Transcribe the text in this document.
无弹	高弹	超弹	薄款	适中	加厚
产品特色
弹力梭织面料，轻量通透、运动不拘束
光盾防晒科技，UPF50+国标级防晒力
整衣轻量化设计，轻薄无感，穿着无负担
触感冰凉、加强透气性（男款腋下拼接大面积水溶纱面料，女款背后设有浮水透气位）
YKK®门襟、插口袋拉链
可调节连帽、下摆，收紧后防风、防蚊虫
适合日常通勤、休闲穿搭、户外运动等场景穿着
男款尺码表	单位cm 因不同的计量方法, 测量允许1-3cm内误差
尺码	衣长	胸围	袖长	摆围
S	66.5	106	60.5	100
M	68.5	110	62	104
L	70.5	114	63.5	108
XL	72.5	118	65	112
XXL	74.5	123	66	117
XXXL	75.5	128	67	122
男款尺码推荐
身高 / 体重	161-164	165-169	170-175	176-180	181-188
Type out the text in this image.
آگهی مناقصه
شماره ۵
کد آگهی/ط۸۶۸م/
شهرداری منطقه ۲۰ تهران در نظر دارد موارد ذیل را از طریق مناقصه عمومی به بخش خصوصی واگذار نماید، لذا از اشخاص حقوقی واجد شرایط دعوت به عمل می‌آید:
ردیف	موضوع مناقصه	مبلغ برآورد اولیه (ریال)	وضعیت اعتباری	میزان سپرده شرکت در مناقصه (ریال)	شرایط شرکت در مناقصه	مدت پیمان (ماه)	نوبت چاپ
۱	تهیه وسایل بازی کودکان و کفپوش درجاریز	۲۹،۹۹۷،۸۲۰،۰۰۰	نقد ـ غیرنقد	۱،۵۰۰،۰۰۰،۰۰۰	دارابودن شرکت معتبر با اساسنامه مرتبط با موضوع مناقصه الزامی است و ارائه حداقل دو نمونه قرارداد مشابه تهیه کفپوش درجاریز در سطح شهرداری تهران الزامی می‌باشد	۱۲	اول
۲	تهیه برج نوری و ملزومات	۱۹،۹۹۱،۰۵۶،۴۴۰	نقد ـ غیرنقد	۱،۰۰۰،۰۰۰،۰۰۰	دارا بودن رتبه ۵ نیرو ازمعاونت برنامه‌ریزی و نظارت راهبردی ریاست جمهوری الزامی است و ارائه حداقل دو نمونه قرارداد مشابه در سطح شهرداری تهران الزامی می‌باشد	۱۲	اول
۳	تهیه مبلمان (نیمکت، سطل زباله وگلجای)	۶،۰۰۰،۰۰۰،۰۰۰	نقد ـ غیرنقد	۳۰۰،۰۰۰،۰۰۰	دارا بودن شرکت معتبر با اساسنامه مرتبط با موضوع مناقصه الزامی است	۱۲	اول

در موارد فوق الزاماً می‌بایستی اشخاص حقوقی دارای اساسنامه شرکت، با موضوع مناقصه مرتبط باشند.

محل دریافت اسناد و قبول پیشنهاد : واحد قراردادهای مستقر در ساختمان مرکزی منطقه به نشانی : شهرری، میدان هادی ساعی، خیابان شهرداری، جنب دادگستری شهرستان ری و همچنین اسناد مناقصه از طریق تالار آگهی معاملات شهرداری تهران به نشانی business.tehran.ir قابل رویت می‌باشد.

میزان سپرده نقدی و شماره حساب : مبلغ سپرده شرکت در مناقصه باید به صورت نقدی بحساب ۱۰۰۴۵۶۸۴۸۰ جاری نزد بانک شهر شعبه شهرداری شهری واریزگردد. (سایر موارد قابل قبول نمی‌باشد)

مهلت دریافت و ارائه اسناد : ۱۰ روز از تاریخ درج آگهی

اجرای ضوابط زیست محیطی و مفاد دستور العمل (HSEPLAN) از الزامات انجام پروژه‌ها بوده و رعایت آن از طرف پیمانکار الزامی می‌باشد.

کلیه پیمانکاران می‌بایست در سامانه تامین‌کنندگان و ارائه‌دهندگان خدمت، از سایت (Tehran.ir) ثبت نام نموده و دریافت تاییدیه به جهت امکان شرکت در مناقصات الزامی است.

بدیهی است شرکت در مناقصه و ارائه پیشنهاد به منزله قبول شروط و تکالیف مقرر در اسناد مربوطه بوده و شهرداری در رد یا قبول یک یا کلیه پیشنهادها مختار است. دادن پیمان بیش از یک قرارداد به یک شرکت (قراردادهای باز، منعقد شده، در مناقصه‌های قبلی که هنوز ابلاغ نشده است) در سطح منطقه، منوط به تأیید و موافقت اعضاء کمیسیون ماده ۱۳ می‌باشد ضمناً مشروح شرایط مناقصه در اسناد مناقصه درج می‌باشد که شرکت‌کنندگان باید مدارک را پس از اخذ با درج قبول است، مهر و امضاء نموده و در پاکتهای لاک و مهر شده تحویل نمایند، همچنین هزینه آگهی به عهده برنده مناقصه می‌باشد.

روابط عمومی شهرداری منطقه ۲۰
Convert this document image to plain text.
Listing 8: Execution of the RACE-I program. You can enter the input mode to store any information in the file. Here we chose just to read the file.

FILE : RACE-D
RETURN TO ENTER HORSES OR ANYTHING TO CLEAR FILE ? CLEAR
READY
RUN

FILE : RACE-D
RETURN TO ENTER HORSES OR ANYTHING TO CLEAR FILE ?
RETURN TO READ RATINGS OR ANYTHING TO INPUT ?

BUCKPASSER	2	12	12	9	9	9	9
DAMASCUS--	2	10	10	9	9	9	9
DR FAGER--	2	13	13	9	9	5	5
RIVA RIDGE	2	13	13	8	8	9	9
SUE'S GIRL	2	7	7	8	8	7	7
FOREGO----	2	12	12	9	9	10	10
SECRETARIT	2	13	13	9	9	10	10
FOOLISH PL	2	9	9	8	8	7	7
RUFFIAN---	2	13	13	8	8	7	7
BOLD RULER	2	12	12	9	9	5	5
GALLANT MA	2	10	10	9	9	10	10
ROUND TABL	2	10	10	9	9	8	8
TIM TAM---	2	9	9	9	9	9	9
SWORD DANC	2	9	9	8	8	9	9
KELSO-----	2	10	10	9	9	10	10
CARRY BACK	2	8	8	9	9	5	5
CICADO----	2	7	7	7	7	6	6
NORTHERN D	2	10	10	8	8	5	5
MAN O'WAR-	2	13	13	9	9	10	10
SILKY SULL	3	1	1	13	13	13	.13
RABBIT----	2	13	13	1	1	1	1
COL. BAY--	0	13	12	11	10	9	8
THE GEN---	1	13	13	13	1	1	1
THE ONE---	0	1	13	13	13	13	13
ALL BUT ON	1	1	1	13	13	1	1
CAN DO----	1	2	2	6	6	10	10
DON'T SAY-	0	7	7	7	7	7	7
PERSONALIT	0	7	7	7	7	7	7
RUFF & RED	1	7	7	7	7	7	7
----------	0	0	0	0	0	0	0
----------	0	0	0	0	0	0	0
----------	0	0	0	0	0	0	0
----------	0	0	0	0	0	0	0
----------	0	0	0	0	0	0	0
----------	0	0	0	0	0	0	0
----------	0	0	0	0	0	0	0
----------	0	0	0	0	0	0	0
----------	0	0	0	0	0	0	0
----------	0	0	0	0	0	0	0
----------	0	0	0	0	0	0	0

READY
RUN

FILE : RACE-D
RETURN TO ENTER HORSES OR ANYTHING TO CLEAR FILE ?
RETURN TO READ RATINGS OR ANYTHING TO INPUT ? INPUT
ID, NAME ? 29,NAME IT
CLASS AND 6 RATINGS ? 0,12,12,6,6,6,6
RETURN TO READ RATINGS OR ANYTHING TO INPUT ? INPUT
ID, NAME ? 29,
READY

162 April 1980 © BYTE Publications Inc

◇ ◇ ◇ ◇

Transcribe every entry exactly.

◆ Complete output:
Transcribe the text in this document.
无弹	高弹	超弹	薄款	适中	加厚
产品特色
弹力梭织面料，轻量通透、运动不拘束
光盾防晒科技，UPF50+国标级防晒力
整衣轻量化设计，轻薄无感，穿着无负担
触感冰凉、加强透气性（男款腋下拼接大面积水溶纱面料，女款背后设有浮水透气位）
YKK®门襟、插口袋拉链
可调节连帽、下摆，收紧后防风、防蚊虫
适合日常通勤、休闲穿搭、户外运动等场景穿着
男款尺码表	单位cm 因不同的计量方法, 测量允许1-3cm内误差
尺码	衣长	胸围	袖长	摆围
S	66.5	106	60.5	100
M	68.5	110	62	104
L	70.5	114	63.5	108
XL	72.5	118	65	112
XXL	74.5	123	66	117
XXXL	75.5	128	67	122
男款尺码推荐
身高 / 体重	161-164	165-169	170-175	176-180	181-188
Type out the text in this image.
آگهی مناقصه
شماره ۵
کد آگهی/ط۸۶۸م/
شهرداری منطقه ۲۰ تهران در نظر دارد موارد ذیل را از طریق مناقصه عمومی به بخش خصوصی واگذار نماید، لذا از اشخاص حقوقی واجد شرایط دعوت به عمل می‌آید:
ردیف	موضوع مناقصه	مبلغ برآورد اولیه (ریال)	وضعیت اعتباری	میزان سپرده شرکت در مناقصه (ریال)	شرایط شرکت در مناقصه	مدت پیمان (ماه)	نوبت چاپ
۱	تهیه وسایل بازی کودکان و کفپوش درجاریز	۲۹،۹۹۷،۸۲۰،۰۰۰	نقد ـ غیرنقد	۱،۵۰۰،۰۰۰،۰۰۰	دارابودن شرکت معتبر با اساسنامه مرتبط با موضوع مناقصه الزامی است و ارائه حداقل دو نمونه قرارداد مشابه تهیه کفپوش درجاریز در سطح شهرداری تهران الزامی می‌باشد	۱۲	اول
۲	تهیه برج نوری و ملزومات	۱۹،۹۹۱،۰۵۶،۴۴۰	نقد ـ غیرنقد	۱،۰۰۰،۰۰۰،۰۰۰	دارا بودن رتبه ۵ نیرو ازمعاونت برنامه‌ریزی و نظارت راهبردی ریاست جمهوری الزامی است و ارائه حداقل دو نمونه قرارداد مشابه در سطح شهرداری تهران الزامی می‌باشد	۱۲	اول
۳	تهیه مبلمان (نیمکت، سطل زباله وگلجای)	۶،۰۰۰،۰۰۰،۰۰۰	نقد ـ غیرنقد	۳۰۰،۰۰۰،۰۰۰	دارا بودن شرکت معتبر با اساسنامه مرتبط با موضوع مناقصه الزامی است	۱۲	اول

در موارد فوق الزاماً می‌بایستی اشخاص حقوقی دارای اساسنامه شرکت، با موضوع مناقصه مرتبط باشند.

محل دریافت اسناد و قبول پیشنهاد : واحد قراردادهای مستقر در ساختمان مرکزی منطقه به نشانی : شهرری، میدان هادی ساعی، خیابان شهرداری، جنب دادگستری شهرستان ری و همچنین اسناد مناقصه از طریق تالار آگهی معاملات شهرداری تهران به نشانی business.tehran.ir قابل رویت می‌باشد.

میزان سپرده نقدی و شماره حساب : مبلغ سپرده شرکت در مناقصه باید به صورت نقدی بحساب ۱۰۰۴۵۶۸۴۸۰ جاری نزد بانک شهر شعبه شهرداری شهری واریزگردد. (سایر موارد قابل قبول نمی‌باشد)

مهلت دریافت و ارائه اسناد : ۱۰ روز از تاریخ درج آگهی

اجرای ضوابط زیست محیطی و مفاد دستور العمل (HSEPLAN) از الزامات انجام پروژه‌ها بوده و رعایت آن از طرف پیمانکار الزامی می‌باشد.

کلیه پیمانکاران می‌بایست در سامانه تامین‌کنندگان و ارائه‌دهندگان خدمت، از سایت (Tehran.ir) ثبت نام نموده و دریافت تاییدیه به جهت امکان شرکت در مناقصات الزامی است.

بدیهی است شرکت در مناقصه و ارائه پیشنهاد به منزله قبول شروط و تکالیف مقرر در اسناد مربوطه بوده و شهرداری در رد یا قبول یک یا کلیه پیشنهادها مختار است. دادن پیمان بیش از یک قرارداد به یک شرکت (قراردادهای باز، منعقد شده، در مناقصه‌های قبلی که هنوز ابلاغ نشده است) در سطح منطقه، منوط به تأیید و موافقت اعضاء کمیسیون ماده ۱۳ می‌باشد ضمناً مشروح شرایط مناقصه در اسناد مناقصه درج می‌باشد که شرکت‌کنندگان باید مدارک را پس از اخذ با درج قبول است، مهر و امضاء نموده و در پاکتهای لاک و مهر شده تحویل نمایند، همچنین هزینه آگهی به عهده برنده مناقصه می‌باشد.

روابط عمومی شهرداری منطقه ۲۰
Convert this document image to plain text.
Listing 8: Execution of the RACE-I program. You can enter the input mode to store any information in the file. Here we chose just to read the file.

FILE : RACE-D
RETURN TO ENTER HORSES OR ANYTHING TO CLEAR FILE ? CLEAR
READY
RUN

FILE : RACE-D
RETURN TO ENTER HORSES OR ANYTHING TO CLEAR FILE ?
RETURN TO READ RATINGS OR ANYTHING TO INPUT ?

BUCKPASSER	2	12	12	9	9	9	9
DAMASCUS--	2	10	10	9	9	9	9
DR FAGER--	2	13	13	9	9	5	5
RIVA RIDGE	2	13	13	8	8	9	9
SUE'S GIRL	2	7	7	8	8	7	7
FOREGO----	2	12	12	9	9	10	10
SECRETARIT	2	13	13	9	9	10	10
FOOLISH PL	2	9	9	8	8	7	7
RUFFIAN---	2	13	13	8	8	7	7
BOLD RULER	2	12	12	9	9	5	5
GALLANT MA	2	10	10	9	9	10	10
ROUND TABL	2	10	10	9	9	8	8
TIM TAM---	2	9	9	9	9	9	9
SWORD DANC	2	9	9	8	8	9	9
KELSO-----	2	10	10	9	9	10	10
CARRY BACK	2	8	8	9	9	5	5
CICADO----	2	7	7	7	7	6	6
NORTHERN D	2	10	10	8	8	5	5
MAN O'WAR-	2	13	13	9	9	10	10
SILKY SULL	3	1	1	13	13	13	.13
RABBIT----	2	13	13	1	1	1	1
COL. BAY--	0	13	12	11	10	9	8
THE GEN---	1	13	13	13	1	1	1
THE ONE---	0	1	13	13	13	13	13
ALL BUT ON	1	1	1	13	13	1	1
CAN DO----	1	2	2	6	6	10	10
DON'T SAY-	0	7	7	7	7	7	7
PERSONALIT	0	7	7	7	7	7	7
RUFF & RED	1	7	7	7	7	7	7
----------	0	0	0	0	0	0	0
----------	0	0	0	0	0	0	0
----------	0	0	0	0	0	0	0
----------	0	0	0	0	0	0	0
----------	0	0	0	0	0	0	0
----------	0	0	0	0	0	0	0
----------	0	0	0	0	0	0	0
----------	0	0	0	0	0	0	0
----------	0	0	0	0	0	0	0
----------	0	0	0	0	0	0	0
----------	0	0	0	0	0	0	0

READY
RUN

FILE : RACE-D
RETURN TO ENTER HORSES OR ANYTHING TO CLEAR FILE ?
RETURN TO READ RATINGS OR ANYTHING TO INPUT ? INPUT
ID, NAME ? 29,NAME IT
CLASS AND 6 RATINGS ? 0,12,12,6,6,6,6
RETURN TO READ RATINGS OR ANYTHING TO INPUT ? INPUT
ID, NAME ? 29,
READY

162 April 1980 © BYTE Publications Inc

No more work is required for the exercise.